---------- Text shown

Managing High Cholesterol
“It is a scientific fact that your body will not absorb cholesterol if you take it from another person’s plate.” J
- Dave Barry
Cholesterol is a chemical compound that the body requires as a building block for cell membranes and for hormones like estrogen and testosterone. The liver produces about 80% of the body's cholesterol and the rest comes from dietary sources like meat, poultry, eggs, fish, and dairy products. Foods derived from plants contain no cholesterol.
Cholesterol content in the bloodstream is regulated by the liver. After a meal, cholesterol in the diet is absorbed from the small intestine and metabolized and stored in the liver. As the body requires cholesterol, it may be secreted by the liver.
When too much cholesterol is present in the body, it can build up in deposits called plaque along the inside walls of arteries, causing them to narrow. What are the different types of cholesterol? Cholesterol does not travel freely through the bloodstream. Instead, it is attached to a protein and the two together are called a lipoprotein (lipo=fat). There are three types of lipoproteins that are categorized based upon how much protein there is in relation to the amount of cholesterol.
Low-density lipoproteins (LDL) contain a higher ratio of cholesterol to protein and are thought of as the “bad” cholesterol. Elevated levels of LDL lipoprotein increase the risk of heart disease, stroke, and peripheral artery disease, by helping form cholesterol plaque along the inside of artery walls. Over time, as plaque buildup increases, the artery narrows (atherosclerosis) and blood flow decreases. If the plaque ruptures, it can cause a blood clot to form that prevents any blood flow. This clot is the cause of a heart attack or myocardial infarction if the clot occurs in one of the coronary arteries in the heart.
High-density lipoproteins (HDL) are made up of a higher level of protein and a lower level of cholesterol. These tend to be thought of as “good” cholesterol because they can extract cholesterol from artery walls and dispose of them in the liver. The higher the HDL to LDL ratio, the better it is for the individual because such ratios can potentially be protective against heart disease, stroke, and peripheral artery disease.

--------------------
---------- Given entries

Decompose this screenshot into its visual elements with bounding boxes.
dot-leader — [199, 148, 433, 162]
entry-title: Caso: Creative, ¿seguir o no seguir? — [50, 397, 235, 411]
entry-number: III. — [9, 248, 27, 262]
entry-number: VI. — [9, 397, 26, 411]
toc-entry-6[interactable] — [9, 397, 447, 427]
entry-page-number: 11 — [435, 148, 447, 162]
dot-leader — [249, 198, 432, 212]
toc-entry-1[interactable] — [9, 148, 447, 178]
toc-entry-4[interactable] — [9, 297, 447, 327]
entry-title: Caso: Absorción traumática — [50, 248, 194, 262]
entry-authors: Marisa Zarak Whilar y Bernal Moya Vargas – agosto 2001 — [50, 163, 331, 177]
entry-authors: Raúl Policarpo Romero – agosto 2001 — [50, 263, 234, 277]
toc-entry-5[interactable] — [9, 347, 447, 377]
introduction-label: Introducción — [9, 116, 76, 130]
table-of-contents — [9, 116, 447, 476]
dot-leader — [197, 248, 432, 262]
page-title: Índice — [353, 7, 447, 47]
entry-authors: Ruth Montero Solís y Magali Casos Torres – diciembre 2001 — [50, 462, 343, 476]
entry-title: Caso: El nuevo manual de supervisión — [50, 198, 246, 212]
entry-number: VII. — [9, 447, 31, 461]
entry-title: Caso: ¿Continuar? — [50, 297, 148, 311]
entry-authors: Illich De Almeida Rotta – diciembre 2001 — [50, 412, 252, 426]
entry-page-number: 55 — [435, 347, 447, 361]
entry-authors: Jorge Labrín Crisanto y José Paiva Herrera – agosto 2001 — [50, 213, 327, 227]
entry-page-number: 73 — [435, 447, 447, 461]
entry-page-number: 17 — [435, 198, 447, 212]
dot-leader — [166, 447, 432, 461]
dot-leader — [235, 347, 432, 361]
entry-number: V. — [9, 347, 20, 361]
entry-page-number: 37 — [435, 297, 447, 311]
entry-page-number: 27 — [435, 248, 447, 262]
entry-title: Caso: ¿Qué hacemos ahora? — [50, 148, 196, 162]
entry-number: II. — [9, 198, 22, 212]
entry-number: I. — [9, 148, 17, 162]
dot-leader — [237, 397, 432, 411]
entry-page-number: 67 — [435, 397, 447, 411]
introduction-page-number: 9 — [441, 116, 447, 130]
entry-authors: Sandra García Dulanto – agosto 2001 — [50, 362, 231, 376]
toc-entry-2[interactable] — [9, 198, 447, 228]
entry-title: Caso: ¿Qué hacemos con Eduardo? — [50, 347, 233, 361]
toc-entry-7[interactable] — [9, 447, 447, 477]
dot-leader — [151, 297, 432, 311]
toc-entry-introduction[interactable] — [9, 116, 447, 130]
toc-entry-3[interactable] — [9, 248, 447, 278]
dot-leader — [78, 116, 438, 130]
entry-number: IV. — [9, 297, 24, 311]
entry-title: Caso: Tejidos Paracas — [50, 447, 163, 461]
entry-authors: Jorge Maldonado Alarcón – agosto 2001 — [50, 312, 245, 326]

--------------------

Requirement ->
Carry on writing the piece about managing high cholesterol, picking up right after its last sentence. You can ignore the listing above.

Answer space ->
Very low-density lipoproteins (VLDL) contain even less protein than LDL.
Total cholesterol is the sum of HDL, LDL, and VLDL
- Oral: Ground flax seed daily, Barley, Oat Bran, green tea extract
- Tea: Green Tea, Matcha green tea (more potent that regular green tea so you need less)
Dietary Modifications: Avoid trans-fatty acids. Trans-fats are found in many brands of margarine and in most heavily processed foods, as well as in snack foods such as chips, crackers and cookies, and in the oils used to cook fast-food French fries, doughnuts and movie popcorn. A healthier option would be avocados, almonds, pecans and walnuts.
Eat plenty of soluble fiber. Beans and lentils, apples, citrus fruits, oats, barley, peas, carrots and ground flax seed are all good sources of soluble fiber, which has a powerful cholesterol-lowering effect
· Fish Oil – make sure it is free of heavy metals like mercury. Check the label
- Red Yeast Rice (discuss with physician before taking. It can contain a natural substance similar to the drug lovastatin or a contaminant called Citrinin which can cause kidney failure)
- Coenzyme-Q 10 (CoQ10)
- Niacin (can cause facial flushing)
- Blond psyllium
- Get regular exercise like:
- Swimming or water aerobics
- Tai Chi/Qigong
- Lose excess weight
- Reduce alcohol consumption
Pharmaceuticals: Statins may be required but discuss the risks and benefits with your physician. Cholesterol Absorption inhibitors (cholestyramine) or Evolocumab injections may also be prescribed by your physician.